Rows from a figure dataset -
---
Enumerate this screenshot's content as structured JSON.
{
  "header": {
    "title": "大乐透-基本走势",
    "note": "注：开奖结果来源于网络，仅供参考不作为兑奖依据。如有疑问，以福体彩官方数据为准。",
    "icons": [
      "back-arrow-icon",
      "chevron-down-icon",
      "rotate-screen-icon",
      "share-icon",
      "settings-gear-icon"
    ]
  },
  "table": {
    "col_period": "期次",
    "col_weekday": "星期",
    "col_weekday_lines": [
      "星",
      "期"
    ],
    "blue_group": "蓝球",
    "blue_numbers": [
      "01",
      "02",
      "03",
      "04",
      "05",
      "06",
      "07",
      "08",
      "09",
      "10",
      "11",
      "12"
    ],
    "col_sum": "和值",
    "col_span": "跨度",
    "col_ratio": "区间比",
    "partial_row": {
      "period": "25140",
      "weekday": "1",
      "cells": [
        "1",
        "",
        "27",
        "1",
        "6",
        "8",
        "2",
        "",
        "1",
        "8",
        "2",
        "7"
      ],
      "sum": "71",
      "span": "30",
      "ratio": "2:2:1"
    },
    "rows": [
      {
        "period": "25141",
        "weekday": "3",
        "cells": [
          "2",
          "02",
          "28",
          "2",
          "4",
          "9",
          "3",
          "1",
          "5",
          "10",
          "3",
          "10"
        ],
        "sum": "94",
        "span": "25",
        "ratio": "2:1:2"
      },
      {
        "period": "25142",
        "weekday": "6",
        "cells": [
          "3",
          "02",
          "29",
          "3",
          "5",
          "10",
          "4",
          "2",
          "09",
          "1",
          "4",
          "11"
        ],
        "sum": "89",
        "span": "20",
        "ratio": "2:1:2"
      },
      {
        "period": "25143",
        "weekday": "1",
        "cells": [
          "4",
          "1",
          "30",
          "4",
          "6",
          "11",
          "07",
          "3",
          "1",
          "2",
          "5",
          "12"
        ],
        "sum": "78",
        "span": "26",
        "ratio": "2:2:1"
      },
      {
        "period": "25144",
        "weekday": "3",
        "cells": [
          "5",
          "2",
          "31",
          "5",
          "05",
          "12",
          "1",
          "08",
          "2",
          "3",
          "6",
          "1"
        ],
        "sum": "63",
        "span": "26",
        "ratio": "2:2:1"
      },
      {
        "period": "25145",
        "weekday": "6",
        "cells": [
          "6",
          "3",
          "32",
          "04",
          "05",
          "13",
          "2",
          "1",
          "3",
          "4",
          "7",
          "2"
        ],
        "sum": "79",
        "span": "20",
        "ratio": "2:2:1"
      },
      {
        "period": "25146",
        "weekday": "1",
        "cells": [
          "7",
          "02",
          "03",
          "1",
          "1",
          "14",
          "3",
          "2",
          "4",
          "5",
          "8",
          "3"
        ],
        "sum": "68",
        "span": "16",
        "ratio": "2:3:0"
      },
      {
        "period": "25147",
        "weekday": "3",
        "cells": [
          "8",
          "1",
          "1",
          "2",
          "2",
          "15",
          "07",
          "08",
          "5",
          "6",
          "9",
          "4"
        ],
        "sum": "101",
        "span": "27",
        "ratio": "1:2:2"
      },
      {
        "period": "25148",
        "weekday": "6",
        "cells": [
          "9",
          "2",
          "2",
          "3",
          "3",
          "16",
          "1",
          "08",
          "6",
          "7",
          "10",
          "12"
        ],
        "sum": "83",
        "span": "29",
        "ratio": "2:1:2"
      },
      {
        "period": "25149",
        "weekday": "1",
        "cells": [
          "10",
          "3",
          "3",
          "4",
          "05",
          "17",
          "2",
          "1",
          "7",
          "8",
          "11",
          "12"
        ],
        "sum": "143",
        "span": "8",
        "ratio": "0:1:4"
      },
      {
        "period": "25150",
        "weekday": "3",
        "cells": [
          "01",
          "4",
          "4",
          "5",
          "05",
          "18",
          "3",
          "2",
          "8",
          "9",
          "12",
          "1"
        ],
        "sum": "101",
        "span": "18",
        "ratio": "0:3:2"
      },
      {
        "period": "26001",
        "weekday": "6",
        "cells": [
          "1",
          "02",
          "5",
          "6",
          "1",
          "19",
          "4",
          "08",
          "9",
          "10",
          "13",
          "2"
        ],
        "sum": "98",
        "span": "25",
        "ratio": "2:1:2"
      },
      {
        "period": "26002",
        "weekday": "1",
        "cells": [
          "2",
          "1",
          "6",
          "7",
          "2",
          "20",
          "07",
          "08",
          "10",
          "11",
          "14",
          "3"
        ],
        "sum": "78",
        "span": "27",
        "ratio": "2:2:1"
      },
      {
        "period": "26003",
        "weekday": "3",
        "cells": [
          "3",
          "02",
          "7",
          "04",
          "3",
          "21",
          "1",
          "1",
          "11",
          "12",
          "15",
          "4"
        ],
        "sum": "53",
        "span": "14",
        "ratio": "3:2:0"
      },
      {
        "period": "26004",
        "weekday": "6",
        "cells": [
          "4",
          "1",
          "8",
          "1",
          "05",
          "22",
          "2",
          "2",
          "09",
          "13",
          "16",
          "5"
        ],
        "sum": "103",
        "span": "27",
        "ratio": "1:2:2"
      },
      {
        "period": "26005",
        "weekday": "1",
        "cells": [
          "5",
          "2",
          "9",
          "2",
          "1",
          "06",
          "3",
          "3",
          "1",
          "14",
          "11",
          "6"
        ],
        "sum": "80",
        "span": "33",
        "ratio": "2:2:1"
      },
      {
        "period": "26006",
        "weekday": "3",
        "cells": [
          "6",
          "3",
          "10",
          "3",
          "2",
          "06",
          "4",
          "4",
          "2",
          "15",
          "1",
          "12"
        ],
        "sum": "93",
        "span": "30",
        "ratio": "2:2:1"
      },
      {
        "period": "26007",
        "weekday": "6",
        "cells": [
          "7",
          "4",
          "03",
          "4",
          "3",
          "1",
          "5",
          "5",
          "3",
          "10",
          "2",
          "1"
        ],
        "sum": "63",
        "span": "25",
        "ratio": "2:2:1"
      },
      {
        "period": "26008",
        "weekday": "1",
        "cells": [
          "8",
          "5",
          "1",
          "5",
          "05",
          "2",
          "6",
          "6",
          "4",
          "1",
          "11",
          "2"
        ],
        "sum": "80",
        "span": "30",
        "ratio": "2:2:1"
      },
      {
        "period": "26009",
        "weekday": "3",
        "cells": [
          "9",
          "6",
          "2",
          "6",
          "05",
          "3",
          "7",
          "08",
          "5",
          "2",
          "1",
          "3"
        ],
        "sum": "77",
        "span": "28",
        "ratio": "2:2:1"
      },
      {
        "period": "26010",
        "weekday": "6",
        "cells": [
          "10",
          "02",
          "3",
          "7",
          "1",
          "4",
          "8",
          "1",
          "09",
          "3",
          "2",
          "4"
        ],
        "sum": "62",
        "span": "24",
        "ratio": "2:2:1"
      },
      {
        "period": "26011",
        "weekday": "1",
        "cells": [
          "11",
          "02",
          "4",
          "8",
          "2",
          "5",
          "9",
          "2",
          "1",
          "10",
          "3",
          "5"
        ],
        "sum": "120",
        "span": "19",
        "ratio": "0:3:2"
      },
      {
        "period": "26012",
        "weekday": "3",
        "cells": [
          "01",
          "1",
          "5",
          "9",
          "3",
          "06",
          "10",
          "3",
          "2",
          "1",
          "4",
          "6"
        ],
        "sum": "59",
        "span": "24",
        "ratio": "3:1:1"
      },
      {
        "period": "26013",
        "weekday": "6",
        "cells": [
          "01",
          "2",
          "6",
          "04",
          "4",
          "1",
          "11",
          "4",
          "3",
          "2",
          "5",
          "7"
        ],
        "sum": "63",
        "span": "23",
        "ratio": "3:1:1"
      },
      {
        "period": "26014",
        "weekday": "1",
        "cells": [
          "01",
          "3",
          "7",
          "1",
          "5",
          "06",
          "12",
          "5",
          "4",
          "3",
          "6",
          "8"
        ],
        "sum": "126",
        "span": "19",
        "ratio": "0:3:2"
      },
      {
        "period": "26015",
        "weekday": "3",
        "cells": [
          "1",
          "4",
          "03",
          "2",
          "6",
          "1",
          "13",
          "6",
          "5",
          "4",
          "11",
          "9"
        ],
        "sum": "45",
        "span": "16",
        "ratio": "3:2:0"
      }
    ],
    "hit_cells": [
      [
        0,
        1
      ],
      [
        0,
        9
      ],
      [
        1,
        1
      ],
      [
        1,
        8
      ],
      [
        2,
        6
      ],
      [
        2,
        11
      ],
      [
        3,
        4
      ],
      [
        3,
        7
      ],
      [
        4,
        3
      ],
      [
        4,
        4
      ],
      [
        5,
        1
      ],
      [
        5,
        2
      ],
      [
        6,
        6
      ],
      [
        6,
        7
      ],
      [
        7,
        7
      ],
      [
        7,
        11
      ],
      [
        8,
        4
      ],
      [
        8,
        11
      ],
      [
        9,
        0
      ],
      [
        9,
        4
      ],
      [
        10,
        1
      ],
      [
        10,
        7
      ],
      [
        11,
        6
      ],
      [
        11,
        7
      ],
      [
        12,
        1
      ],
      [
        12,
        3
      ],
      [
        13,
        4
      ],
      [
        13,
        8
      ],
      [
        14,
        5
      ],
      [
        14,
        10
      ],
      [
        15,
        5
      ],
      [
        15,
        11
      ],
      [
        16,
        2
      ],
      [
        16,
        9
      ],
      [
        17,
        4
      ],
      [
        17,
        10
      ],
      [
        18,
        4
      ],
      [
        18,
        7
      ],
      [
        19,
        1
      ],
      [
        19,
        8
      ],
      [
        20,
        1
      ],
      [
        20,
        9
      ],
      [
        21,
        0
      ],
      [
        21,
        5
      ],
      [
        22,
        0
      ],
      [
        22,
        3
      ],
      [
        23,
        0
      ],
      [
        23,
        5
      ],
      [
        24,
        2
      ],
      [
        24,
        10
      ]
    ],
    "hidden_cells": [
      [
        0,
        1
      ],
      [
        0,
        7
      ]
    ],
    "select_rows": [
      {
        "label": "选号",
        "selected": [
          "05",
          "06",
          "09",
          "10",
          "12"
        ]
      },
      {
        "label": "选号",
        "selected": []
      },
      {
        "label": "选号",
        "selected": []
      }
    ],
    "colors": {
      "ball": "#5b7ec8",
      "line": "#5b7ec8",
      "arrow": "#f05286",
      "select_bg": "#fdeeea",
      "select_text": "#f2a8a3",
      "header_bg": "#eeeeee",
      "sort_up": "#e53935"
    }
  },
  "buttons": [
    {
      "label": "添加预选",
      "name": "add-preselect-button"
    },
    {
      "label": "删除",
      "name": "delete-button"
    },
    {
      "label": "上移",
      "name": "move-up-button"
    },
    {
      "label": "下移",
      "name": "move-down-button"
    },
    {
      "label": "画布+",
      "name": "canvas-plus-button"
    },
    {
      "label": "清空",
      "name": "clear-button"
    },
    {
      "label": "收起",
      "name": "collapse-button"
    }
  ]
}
---
TASK REQUIREMENTS - Respond with the number of lines containing "label" and no additional words.

COMPLETE OUTPUT - 10